Fire trucks of this vintage often had a bell mounted above the windshield, but no mention of one appears in this case. Research indicates that exhaust-operated “whistles” were sometimes used on fire apparatus, rather than a mechanical siren. We know a pair of 14-quart pails and a half-pint pail were added late in 1924. Several hundred Model Ts were outfitted with American LaFrance chemical outfits–presumably by the manufacturer, so Shelburne’s “homemade” engine was certainly in keeping with some others of that era. While it’s common to picture a fire truck being painted entirely red, the original black of the “T” chassis might not have been changed. However, we know that something got painted (or re-painted) some color.

Who drove the fire truck and who rode along on the running boards or ran alongside it are unknown. However, it’s likely that B. Harris Maeck was active in the new department from the start as his name appears on the first roster of the reorganized department years later, in 1942. While it might be argued that the purchase of one truck doesn’t a fire department make, the term is used in the 1925 town report and therefore appears to indicate the establishment of a town-recognized volunteer fire department in Shelburne by that time.

A crow bar and its holder were purchased in the Spring of 1925 along with a 6-foot length of hose and coupling. By its short length, one wonders if it saw use in the filling of the tanks with water. Additional purchases at this time were for a hose reel, two axes, a pike pole and two extinguishers with holders. One of these was of the soda type typically found mounted to the wall of business establishments of the time. Made of brass, It operated on the same principle as the large chemical tanks. The second was a “Foamite” extinguisher which produced a lather-like foam under pressure, found to be much more effective in fighting fires of flammable liquids by smothering them.

Obviously, a lone chemical engine manned by a few volunteers would have a limited effect in a major blaze, and thus the annual report for the year ending January 31, 1926 shows that the Burlington Fire Fighters Association was paid $50 for their services at a fire in town.

The purchase of new accessories and supplies for the fire truck had resulted in some indebtedness to B. H. Maeck, who apparently had loaned money for these items himself. It appears Mrs. B. C. Marsett may have held an earlier fundraising dance to generate money for the fire department, but we know for certain that on February 3rd, 1926 one was put on. Lechner’s Orchestra was hired for the event, lemons and sugar for lemonade and plenty of wafers were purchased as refreshments. $55 in advance tickets were sold, $54 received at the door and $17 in donations made. This went a long way toward paying off the note plus accumulated interest, townspeople finally voting to pay off the remainder of the debt at the 1930 town meeting.

• Data provided:
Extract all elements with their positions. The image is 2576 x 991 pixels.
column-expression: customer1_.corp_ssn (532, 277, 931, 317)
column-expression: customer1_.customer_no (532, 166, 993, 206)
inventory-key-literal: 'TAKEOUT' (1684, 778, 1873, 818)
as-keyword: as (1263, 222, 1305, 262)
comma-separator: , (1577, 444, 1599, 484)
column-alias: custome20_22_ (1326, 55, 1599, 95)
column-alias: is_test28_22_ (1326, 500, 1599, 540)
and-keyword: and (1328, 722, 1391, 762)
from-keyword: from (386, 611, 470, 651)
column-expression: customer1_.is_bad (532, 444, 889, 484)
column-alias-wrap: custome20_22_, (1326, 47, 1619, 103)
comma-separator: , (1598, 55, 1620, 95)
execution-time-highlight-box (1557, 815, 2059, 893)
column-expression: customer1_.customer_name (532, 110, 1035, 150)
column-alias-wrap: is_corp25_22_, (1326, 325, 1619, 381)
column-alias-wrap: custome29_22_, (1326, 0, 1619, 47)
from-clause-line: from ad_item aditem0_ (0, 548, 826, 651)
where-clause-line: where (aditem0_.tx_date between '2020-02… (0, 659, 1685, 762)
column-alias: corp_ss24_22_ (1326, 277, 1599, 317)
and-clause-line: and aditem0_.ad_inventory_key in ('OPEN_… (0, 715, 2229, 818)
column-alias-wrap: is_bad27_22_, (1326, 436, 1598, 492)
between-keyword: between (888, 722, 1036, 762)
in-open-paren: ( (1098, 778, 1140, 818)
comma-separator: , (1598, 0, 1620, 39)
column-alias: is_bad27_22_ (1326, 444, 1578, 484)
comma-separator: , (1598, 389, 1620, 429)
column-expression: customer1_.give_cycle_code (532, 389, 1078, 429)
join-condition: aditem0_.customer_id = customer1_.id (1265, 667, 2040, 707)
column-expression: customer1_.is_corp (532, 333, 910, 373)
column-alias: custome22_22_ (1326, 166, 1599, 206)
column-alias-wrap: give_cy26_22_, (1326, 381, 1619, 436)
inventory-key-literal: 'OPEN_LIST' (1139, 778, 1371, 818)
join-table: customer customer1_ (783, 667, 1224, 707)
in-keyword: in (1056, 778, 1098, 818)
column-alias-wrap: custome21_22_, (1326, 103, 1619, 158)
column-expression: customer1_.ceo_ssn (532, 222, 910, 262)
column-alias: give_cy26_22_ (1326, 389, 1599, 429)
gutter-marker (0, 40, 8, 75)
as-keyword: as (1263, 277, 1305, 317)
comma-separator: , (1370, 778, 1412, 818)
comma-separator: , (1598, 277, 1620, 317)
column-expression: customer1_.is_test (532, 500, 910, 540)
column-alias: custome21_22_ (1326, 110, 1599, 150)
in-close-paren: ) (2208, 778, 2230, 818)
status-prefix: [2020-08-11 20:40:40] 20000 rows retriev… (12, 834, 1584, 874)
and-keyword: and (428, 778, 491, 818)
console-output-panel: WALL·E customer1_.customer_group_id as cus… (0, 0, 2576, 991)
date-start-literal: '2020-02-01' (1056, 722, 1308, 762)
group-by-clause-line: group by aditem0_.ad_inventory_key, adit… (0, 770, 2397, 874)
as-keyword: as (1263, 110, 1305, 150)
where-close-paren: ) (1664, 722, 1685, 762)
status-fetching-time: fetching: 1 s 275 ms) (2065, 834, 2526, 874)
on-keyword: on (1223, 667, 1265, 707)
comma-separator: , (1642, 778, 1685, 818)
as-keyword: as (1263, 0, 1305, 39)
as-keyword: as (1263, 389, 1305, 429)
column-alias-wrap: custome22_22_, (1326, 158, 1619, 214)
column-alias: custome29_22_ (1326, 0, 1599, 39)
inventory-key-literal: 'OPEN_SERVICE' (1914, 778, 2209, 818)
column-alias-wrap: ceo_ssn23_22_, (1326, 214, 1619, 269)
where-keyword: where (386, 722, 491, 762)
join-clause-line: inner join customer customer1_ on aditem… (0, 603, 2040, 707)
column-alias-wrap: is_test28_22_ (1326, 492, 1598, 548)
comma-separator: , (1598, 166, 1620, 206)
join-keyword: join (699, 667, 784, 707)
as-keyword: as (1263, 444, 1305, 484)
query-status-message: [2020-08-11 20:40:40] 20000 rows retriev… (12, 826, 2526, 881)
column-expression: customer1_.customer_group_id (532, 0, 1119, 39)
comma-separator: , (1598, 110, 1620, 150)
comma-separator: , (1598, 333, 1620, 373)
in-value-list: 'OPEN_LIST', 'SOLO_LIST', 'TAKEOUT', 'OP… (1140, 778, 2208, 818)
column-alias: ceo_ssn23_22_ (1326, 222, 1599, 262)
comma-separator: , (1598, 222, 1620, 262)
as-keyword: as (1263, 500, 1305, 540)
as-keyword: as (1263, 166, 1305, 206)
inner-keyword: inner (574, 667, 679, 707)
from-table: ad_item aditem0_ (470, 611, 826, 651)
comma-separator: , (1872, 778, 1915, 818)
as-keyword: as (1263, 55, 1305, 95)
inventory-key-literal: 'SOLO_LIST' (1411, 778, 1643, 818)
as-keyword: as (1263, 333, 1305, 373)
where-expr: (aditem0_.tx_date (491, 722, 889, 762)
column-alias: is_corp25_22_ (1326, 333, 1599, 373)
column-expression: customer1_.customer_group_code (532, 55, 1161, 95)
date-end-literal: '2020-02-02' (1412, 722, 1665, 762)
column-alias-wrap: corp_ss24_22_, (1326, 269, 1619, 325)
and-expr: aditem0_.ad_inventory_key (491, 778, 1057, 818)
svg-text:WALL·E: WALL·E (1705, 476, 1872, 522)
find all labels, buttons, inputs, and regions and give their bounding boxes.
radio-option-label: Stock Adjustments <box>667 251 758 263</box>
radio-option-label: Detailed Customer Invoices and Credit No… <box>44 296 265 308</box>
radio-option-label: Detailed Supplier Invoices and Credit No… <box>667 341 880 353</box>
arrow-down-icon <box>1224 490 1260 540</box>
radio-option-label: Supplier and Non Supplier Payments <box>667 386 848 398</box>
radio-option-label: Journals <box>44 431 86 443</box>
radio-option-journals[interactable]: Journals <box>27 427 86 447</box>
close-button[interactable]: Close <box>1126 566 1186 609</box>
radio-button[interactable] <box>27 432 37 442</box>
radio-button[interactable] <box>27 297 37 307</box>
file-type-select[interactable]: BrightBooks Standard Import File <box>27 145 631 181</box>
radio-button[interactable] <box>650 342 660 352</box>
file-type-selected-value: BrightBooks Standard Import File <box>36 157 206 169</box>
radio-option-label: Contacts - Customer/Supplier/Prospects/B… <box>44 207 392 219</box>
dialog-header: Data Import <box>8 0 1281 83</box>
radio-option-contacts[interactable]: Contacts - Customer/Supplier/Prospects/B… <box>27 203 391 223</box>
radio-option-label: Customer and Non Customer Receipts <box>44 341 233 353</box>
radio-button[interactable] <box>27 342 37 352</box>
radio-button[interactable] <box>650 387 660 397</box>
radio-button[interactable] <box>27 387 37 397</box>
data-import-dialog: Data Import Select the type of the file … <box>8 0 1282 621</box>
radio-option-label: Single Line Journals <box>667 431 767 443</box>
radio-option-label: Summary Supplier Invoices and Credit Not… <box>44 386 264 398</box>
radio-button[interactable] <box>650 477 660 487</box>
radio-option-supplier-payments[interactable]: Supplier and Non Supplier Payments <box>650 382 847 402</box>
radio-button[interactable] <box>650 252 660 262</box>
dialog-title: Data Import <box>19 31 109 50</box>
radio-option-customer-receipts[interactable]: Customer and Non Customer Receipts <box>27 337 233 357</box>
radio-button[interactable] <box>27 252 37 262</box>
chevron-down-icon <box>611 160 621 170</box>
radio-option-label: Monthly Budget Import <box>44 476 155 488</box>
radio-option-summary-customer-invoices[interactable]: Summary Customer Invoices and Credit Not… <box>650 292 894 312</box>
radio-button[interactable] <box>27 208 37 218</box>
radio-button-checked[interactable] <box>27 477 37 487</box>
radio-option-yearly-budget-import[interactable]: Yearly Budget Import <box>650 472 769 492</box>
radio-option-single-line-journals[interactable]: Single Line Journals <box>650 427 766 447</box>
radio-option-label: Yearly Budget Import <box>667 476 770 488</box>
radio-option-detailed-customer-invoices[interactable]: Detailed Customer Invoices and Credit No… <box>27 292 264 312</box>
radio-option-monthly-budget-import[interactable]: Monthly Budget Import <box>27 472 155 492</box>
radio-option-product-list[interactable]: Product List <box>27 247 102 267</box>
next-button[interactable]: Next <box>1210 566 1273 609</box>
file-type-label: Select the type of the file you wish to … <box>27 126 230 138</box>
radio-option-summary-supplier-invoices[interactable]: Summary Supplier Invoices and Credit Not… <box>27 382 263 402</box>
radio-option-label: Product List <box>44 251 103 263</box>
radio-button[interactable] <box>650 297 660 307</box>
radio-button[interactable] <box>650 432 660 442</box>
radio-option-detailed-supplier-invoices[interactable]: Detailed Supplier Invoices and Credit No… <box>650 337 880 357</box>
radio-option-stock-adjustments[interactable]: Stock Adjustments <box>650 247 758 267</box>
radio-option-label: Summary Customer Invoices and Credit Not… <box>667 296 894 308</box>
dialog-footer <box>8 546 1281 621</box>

• Set exercise 1:
Answer these about the Shelburne fire department text:
(a) What pails were added late in 1924?
(b) Who was paid $50 for services at a fire in town?
(c) Which orchestra was hired for the dance on February 3rd, 1926?
• Set exercise 2:
Output the part of the Shelburne fire department text from "Fire trucks of" up to and including "re-painted) some color.".
Answer using only the Shelburne fire department text.

• Task solution 1:
(a) A pair of 14-quart pails and a half-pint pail.
(b) The Burlington Fire Fighters Association.
(c) Lechner's Orchestra.

• Task solution 2:
Fire trucks of this vintage often had a bell mounted above the windshield, but no mention of one appears in this case. Research indicates that exhaust-operated “whistles” were sometimes used on fire apparatus, rather than a mechanical siren. We know a pair of 14-quart pails and a half-pint pail were added late in 1924. Several hundred Model Ts were outfitted with American LaFrance chemical outfits–presumably by the manufacturer, so Shelburne’s “homemade” engine was certainly in keeping with some others of that era. While it’s common to picture a fire truck being painted entirely red, the original black of the “T” chassis might not have been changed. However, we know that something got painted (or re-painted) some color.